Texto proporcionado >>
Uno se pregunta si el humano está en verdad capacitado para ser buenamente libre.
La respuesta no es halagadora.
Está capacitado para esclavizarse internamente a buenas elecciones para sí y para el prójimo. La buena conducta no es un ejercicio de libertad sino de restricciones. Rousseau escribió en “El contrato social” que “La libertad es un alimento suculento, pero de difícil digestión”.
¿Qué se puede hacer con la libertad? Controlarla.
Nosotros, los dominicanos, (y no somos los únicos) al desembarazarnos de una feroz dictadura de tres décadas, caímos en el viejo error de confundir la libertad con el libertinaje. Pasamos del horror del orden al horror del desorden.
Tras la eliminación de Trujillo, desaparecido el grave peligro que representaba cualquier oposición, crítica o “frialdad” hacia el régimen férreo, proliferaron los políticos ávidos de atragantarse el suculento pastel que permanentemente tenía “El Jefe” servido en su mesa. Aparecieron miles de impensables trujillitos, con otro tipo de crueldad que parecía y parece libertad, democracia y tolerancia. Pero ¿lo es?
No.
¿Se ha corregido la injusticia social? No.

Desafíos >>
[a] Responde estas preguntas sobre el texto acerca de la libertad:
(i) ¿En qué obra escribió Rousseau la frase sobre la libertad que se cita?
(ii) ¿Cuántas décadas duró la dictadura de la que se desembarazaron los dominicanos?
(iii) ¿Qué aparecieron por miles tras la eliminación de Trujillo?
[b] Extrae del texto sobre la libertad el fragmento que va desde "Nosotros, los dominicanos, (y" hasta "horror del desorden.", este último incluido.

Entradas >>
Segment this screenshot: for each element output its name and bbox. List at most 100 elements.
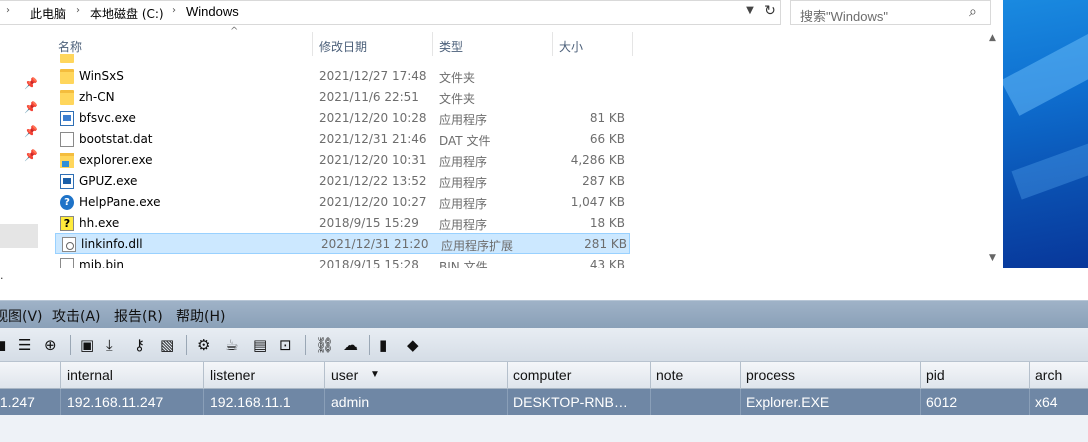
sort-descending-icon[interactable]: ▼	[370, 369, 380, 380]
exe-icon	[60, 111, 74, 126]
beacon-row-selected[interactable]: .1.247 192.168.11.247 192.168.11.1 admin…	[0, 389, 1088, 415]
column-divider[interactable]	[324, 362, 325, 389]
file-row[interactable]: WinSxS 2021/12/27 17:48 文件夹	[54, 66, 629, 87]
column-divider[interactable]	[920, 362, 921, 389]
cloud-icon[interactable]: ☁	[341, 335, 361, 355]
file-size: 4,286 KB	[570, 153, 625, 167]
scroll-up-icon[interactable]: ▲	[989, 33, 996, 43]
column-modified[interactable]: 修改日期	[319, 38, 367, 55]
file-row[interactable]: bfsvc.exe 2021/12/20 10:28 应用程序 81 KB	[54, 108, 629, 129]
column-listener[interactable]: listener	[210, 367, 255, 383]
coffee-icon[interactable]: ☕	[223, 335, 243, 355]
image-icon[interactable]: ▧	[158, 335, 178, 355]
key-icon[interactable]: ⚷	[132, 335, 152, 355]
chevron-down-icon[interactable]: ▼	[743, 5, 757, 21]
link-icon[interactable]: ⛓	[313, 335, 334, 355]
search-icon[interactable]: ⌕	[969, 4, 977, 20]
file-row[interactable]: explorer.exe 2021/12/20 10:31 应用程序 4,286…	[54, 150, 629, 171]
beacon-table-header: internal listener user ▼ computer note p…	[0, 362, 1088, 389]
file-size: 287 KB	[582, 174, 625, 188]
refresh-icon[interactable]: ↻	[761, 3, 779, 23]
chevron-right-icon[interactable]: ›	[76, 5, 80, 16]
screenshot-icon[interactable]: ▣	[78, 335, 98, 355]
column-arch[interactable]: arch	[1035, 367, 1062, 383]
breadcrumb-windows[interactable]: Windows	[186, 4, 239, 19]
column-divider[interactable]	[60, 362, 61, 389]
cube-icon[interactable]: ◆	[405, 335, 425, 355]
file-type: 文件夹	[439, 71, 476, 85]
navigation-pane: 📌 📌 📌 📌	[0, 25, 40, 268]
document-icon[interactable]: ▤	[251, 335, 271, 355]
menu-reporting[interactable]: 报告(R)	[114, 306, 163, 326]
column-headers: ^ 名称 修改日期 类型 大小	[54, 26, 634, 56]
file-type: 应用程序	[439, 176, 488, 190]
file-row[interactable]: ? hh.exe 2018/9/15 15:29 应用程序 18 KB	[54, 213, 629, 234]
file-name: WinSxS	[79, 69, 124, 83]
address-bar[interactable]: › 此电脑 › 本地磁盘 (C:) › Windows ▼ ↻	[0, 0, 781, 25]
list-icon[interactable]: ☰	[16, 335, 36, 355]
file-row[interactable]: GPUZ.exe 2021/12/22 13:52 应用程序 287 KB	[54, 171, 629, 192]
breadcrumb-local-disk[interactable]: 本地磁盘 (C:)	[90, 5, 164, 22]
file-row-partial[interactable]	[54, 54, 629, 66]
pin-icon[interactable]: 📌	[24, 77, 38, 90]
chevron-right-icon[interactable]: ›	[6, 5, 10, 16]
nav-item-selected[interactable]	[0, 224, 38, 248]
breadcrumb-this-pc[interactable]: 此电脑	[30, 5, 66, 22]
column-divider[interactable]	[650, 362, 651, 389]
pin-icon[interactable]: 📌	[24, 125, 38, 138]
menu-help[interactable]: 帮助(H)	[176, 306, 225, 326]
file-type: 文件夹	[439, 92, 476, 106]
file-type: 应用程序	[439, 197, 488, 211]
file-modified: 2021/12/20 10:28	[319, 111, 427, 125]
chevron-right-icon[interactable]: ›	[172, 5, 176, 16]
file-row[interactable]: bootstat.dat 2021/12/31 21:46 DAT 文件 66 …	[54, 129, 629, 150]
headphones-icon[interactable]: ◼	[0, 335, 12, 355]
toolbar-separator	[186, 335, 187, 355]
column-user[interactable]: user	[331, 367, 358, 383]
column-type[interactable]: 类型	[439, 38, 463, 55]
cell-divider	[324, 389, 325, 415]
column-divider[interactable]	[740, 362, 741, 389]
column-internal[interactable]: internal	[67, 367, 113, 383]
search-input[interactable]: 搜索"Windows"	[800, 6, 888, 25]
file-row-selected[interactable]: linkinfo.dll 2021/12/31 21:20 应用程序扩展 281…	[55, 233, 630, 254]
file-name: linkinfo.dll	[81, 237, 143, 251]
file-name: bfsvc.exe	[79, 111, 136, 125]
target-icon[interactable]: ⊕	[42, 335, 62, 355]
column-note[interactable]: note	[656, 367, 683, 383]
menu-attacks[interactable]: 攻击(A)	[52, 306, 101, 326]
column-divider[interactable]	[632, 32, 633, 56]
file-row[interactable]: zh-CN 2021/11/6 22:51 文件夹	[54, 87, 629, 108]
column-computer[interactable]: computer	[513, 367, 571, 383]
gear-icon[interactable]: ⚙	[195, 335, 215, 355]
column-divider[interactable]	[432, 32, 433, 56]
file-type: 应用程序	[439, 218, 488, 232]
help-icon: ?	[60, 195, 74, 210]
dll-icon	[62, 237, 76, 252]
column-divider[interactable]	[312, 32, 313, 56]
download-icon[interactable]: ⤓	[104, 335, 124, 355]
column-divider[interactable]	[1029, 362, 1030, 389]
column-process[interactable]: process	[746, 367, 795, 383]
scroll-down-icon[interactable]: ▼	[989, 253, 996, 263]
column-divider[interactable]	[203, 362, 204, 389]
vertical-scrollbar[interactable]: ▲ ▼	[985, 25, 1003, 268]
cell-divider	[60, 389, 61, 415]
column-size[interactable]: 大小	[559, 38, 583, 55]
cell-divider	[507, 389, 508, 415]
menu-bar: 视图(V) 攻击(A) 报告(R) 帮助(H)	[0, 300, 1088, 328]
column-name[interactable]: 名称	[58, 38, 82, 55]
pin-icon[interactable]: 📌	[24, 149, 38, 162]
cell-listener: 192.168.11.1	[210, 394, 291, 410]
column-divider[interactable]	[507, 362, 508, 389]
file-row[interactable]: ? HelpPane.exe 2021/12/20 10:27 应用程序 1,0…	[54, 192, 629, 213]
terminal-icon[interactable]: ⊡	[277, 335, 297, 355]
book-icon[interactable]: ▮	[377, 335, 397, 355]
file-row[interactable]: mib.bin 2018/9/15 15:28 BIN 文件 43 KB	[54, 255, 629, 268]
cell-divider	[650, 389, 651, 415]
column-pid[interactable]: pid	[926, 367, 945, 383]
search-box[interactable]: 搜索"Windows" ⌕	[790, 0, 991, 25]
menu-view[interactable]: 视图(V)	[0, 306, 43, 326]
pin-icon[interactable]: 📌	[24, 101, 38, 114]
column-divider[interactable]	[552, 32, 553, 56]
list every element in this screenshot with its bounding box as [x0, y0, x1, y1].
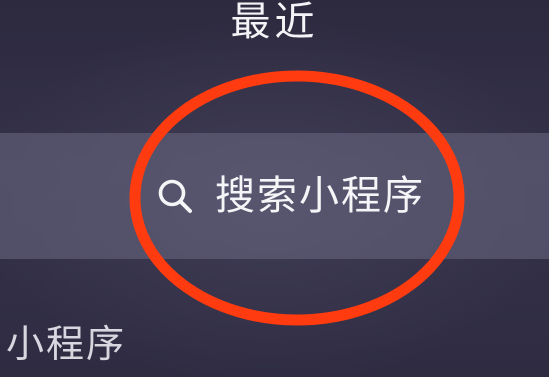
mini-program-drawer: 最近 搜索小程序 小程序 — [0, 0, 549, 377]
recent-title: 最近 — [230, 0, 319, 45]
mini-programs-section-title: 小程序 — [6, 322, 127, 366]
search-mini-program-bar[interactable]: 搜索小程序 — [0, 133, 549, 259]
search-icon — [158, 179, 192, 213]
search-mini-program-label[interactable]: 搜索小程序 — [215, 173, 425, 219]
search-bar-content[interactable]: 搜索小程序 — [155, 173, 425, 219]
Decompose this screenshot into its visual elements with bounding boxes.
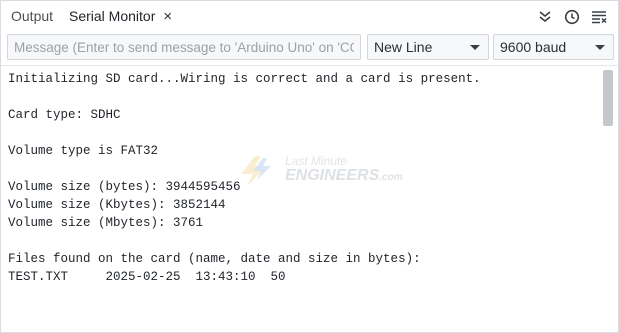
output-line: Card type: SDHC — [8, 108, 121, 122]
line-ending-select[interactable]: New Line — [367, 34, 489, 60]
line-ending-value: New Line — [374, 39, 433, 55]
baud-rate-select[interactable]: 9600 baud — [493, 34, 614, 60]
output-blank-line — [8, 88, 481, 106]
tab-serial-monitor[interactable]: Serial Monitor × — [61, 1, 180, 32]
output-line: Volume type is FAT32 — [8, 144, 159, 158]
serial-output-text: Initializing SD card...Wiring is correct… — [8, 70, 481, 286]
output-blank-line — [8, 232, 481, 250]
output-blank-line — [8, 160, 481, 178]
clear-output-icon[interactable] — [590, 8, 608, 26]
output-line: Initializing SD card...Wiring is correct… — [8, 72, 481, 86]
output-blank-line — [8, 124, 481, 142]
chevron-down-icon — [470, 45, 480, 50]
serial-monitor-panel: Output Serial Monitor × Message (Enter t… — [0, 0, 619, 333]
serial-output-area[interactable]: Last Minute ENGINEERS.com Initializing S… — [1, 65, 618, 332]
baud-rate-value: 9600 baud — [500, 39, 567, 55]
autoscroll-icon[interactable] — [536, 8, 554, 26]
output-line: Files found on the card (name, date and … — [8, 252, 421, 266]
output-line: TEST.TXT 2025-02-25 13:43:10 50 — [8, 270, 286, 284]
panel-tab-bar: Output Serial Monitor × — [1, 1, 618, 32]
message-input[interactable] — [7, 34, 361, 60]
serial-controls-row: New Line 9600 baud — [1, 32, 618, 63]
output-line: Volume size (Mbytes): 3761 — [8, 216, 204, 230]
tab-output[interactable]: Output — [11, 1, 53, 32]
tab-serial-monitor-label: Serial Monitor — [69, 8, 156, 24]
close-icon[interactable]: × — [163, 1, 172, 32]
output-scrollbar[interactable] — [603, 70, 613, 330]
timestamp-clock-icon[interactable] — [563, 8, 581, 26]
output-line: Volume size (bytes): 3944595456 — [8, 180, 241, 194]
output-line: Volume size (Kbytes): 3852144 — [8, 198, 226, 212]
chevron-down-icon — [595, 45, 605, 50]
scrollbar-thumb[interactable] — [603, 70, 613, 126]
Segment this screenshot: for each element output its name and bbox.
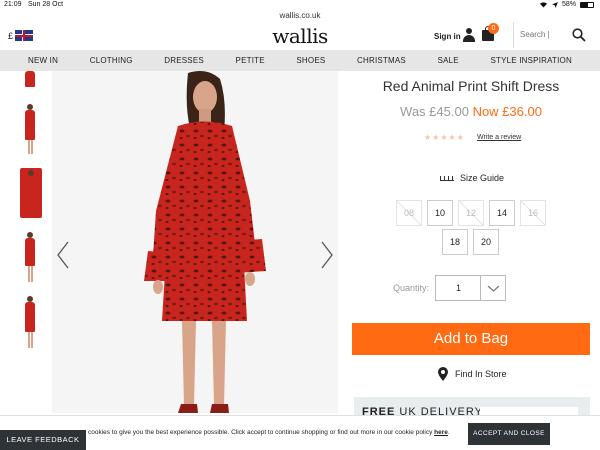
size-option-10[interactable]: 10 (427, 200, 453, 226)
signin-link[interactable]: Sign in (434, 32, 461, 41)
battery-icon (580, 1, 594, 8)
star-rating: ★ ★ ★ ★ ★ (424, 133, 464, 142)
size-option-20[interactable]: 20 (473, 229, 499, 255)
ruler-icon (440, 175, 454, 181)
quantity-label: Quantity: (393, 283, 430, 293)
add-to-bag-button[interactable]: Add to Bag (352, 323, 590, 355)
cookie-message: cookies to give you the best experience … (88, 429, 450, 436)
find-in-store-label: Find In Store (455, 369, 507, 379)
status-bar: 21:09 Sun 28 Oct 58% (0, 0, 600, 10)
size-guide-label: Size Guide (460, 173, 505, 183)
quantity-select[interactable]: 1 (435, 275, 506, 301)
carousel-next-icon[interactable] (320, 241, 334, 269)
accept-cookies-button[interactable]: ACCEPT AND CLOSE (468, 423, 550, 445)
product-thumbnail[interactable] (12, 71, 48, 93)
search-icon[interactable] (572, 28, 586, 42)
nav-item-style-inspiration[interactable]: STYLE INSPIRATION (490, 56, 572, 65)
size-option-08[interactable]: 08 (396, 200, 422, 226)
find-in-store-link[interactable]: Find In Store (438, 367, 507, 381)
size-guide-link[interactable]: Size Guide (440, 173, 504, 183)
product-thumbnail[interactable] (12, 292, 48, 352)
search-box (513, 22, 600, 48)
nav-item-clothing[interactable]: CLOTHING (90, 56, 133, 65)
location-icon (551, 1, 558, 8)
status-time: 21:09 (4, 1, 22, 8)
now-price: Now £36.00 (472, 104, 542, 119)
size-option-18[interactable]: 18 (442, 229, 468, 255)
nav-item-dresses[interactable]: DRESSES (164, 56, 204, 65)
star-icon: ★ (424, 133, 432, 142)
nav-item-shoes[interactable]: SHOES (296, 56, 325, 65)
status-date: Sun 28 Oct (28, 1, 64, 8)
size-option-12[interactable]: 12 (458, 200, 484, 226)
write-review-link[interactable]: Write a review (477, 134, 521, 141)
quantity-value: 1 (455, 283, 461, 293)
user-icon[interactable] (463, 28, 475, 42)
nav-item-christmas[interactable]: CHRISTMAS (357, 56, 406, 65)
star-icon: ★ (432, 133, 440, 142)
thumbnail-strip (0, 71, 50, 411)
bag-count-badge: 0 (488, 23, 499, 34)
map-pin-icon (438, 367, 448, 381)
product-thumbnail[interactable] (12, 228, 48, 285)
leave-feedback-button[interactable]: LEAVE FEEDBACK (0, 430, 86, 450)
nav-item-sale[interactable]: SALE (438, 56, 459, 65)
star-icon: ★ (440, 133, 448, 142)
nav-item-new-in[interactable]: NEW IN (28, 56, 58, 65)
status-right: 58% (539, 1, 594, 8)
model-photo (144, 71, 266, 413)
cookie-policy-link[interactable]: here (434, 429, 448, 436)
was-price: Was £45.00 (400, 104, 469, 119)
quantity-dropdown[interactable] (480, 276, 505, 300)
carousel-prev-icon[interactable] (56, 241, 70, 269)
site-logo[interactable]: wallis (0, 24, 600, 48)
product-thumbnail[interactable] (12, 100, 48, 157)
battery-percent: 58% (561, 1, 576, 8)
product-title: Red Animal Print Shift Dress (382, 78, 560, 94)
product-main-image (52, 71, 338, 413)
star-icon: ★ (448, 133, 456, 142)
size-option-14[interactable]: 14 (489, 200, 515, 226)
site-header: £ wallis Sign in 0 (0, 22, 600, 48)
product-thumbnail[interactable] (12, 164, 48, 221)
search-input[interactable] (520, 30, 568, 39)
nav-item-petite[interactable]: PETITE (236, 56, 265, 65)
chevron-down-icon (487, 285, 500, 292)
product-price: Was £45.00 Now £36.00 (352, 104, 590, 119)
main-nav: NEW IN CLOTHING DRESSES PETITE SHOES CHR… (0, 50, 600, 71)
size-option-16[interactable]: 16 (520, 200, 546, 226)
star-icon: ★ (456, 133, 464, 142)
wifi-icon (539, 2, 547, 8)
cookie-banner: cookies to give you the best experience … (0, 415, 600, 450)
browser-url[interactable]: wallis.co.uk (0, 11, 600, 20)
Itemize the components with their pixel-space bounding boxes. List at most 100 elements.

Respuestas escritas >>
[a]
(i) En “El contrato social”.
(ii) Tres décadas.
(iii) Miles de impensables trujillitos.

[b]
Nosotros, los dominicanos, (y no somos los únicos) al desembarazarnos de una feroz dictadura de tres décadas, caímos en el viejo error de confundir la libertad con el libertinaje. Pasamos del horror del orden al horror del desorden.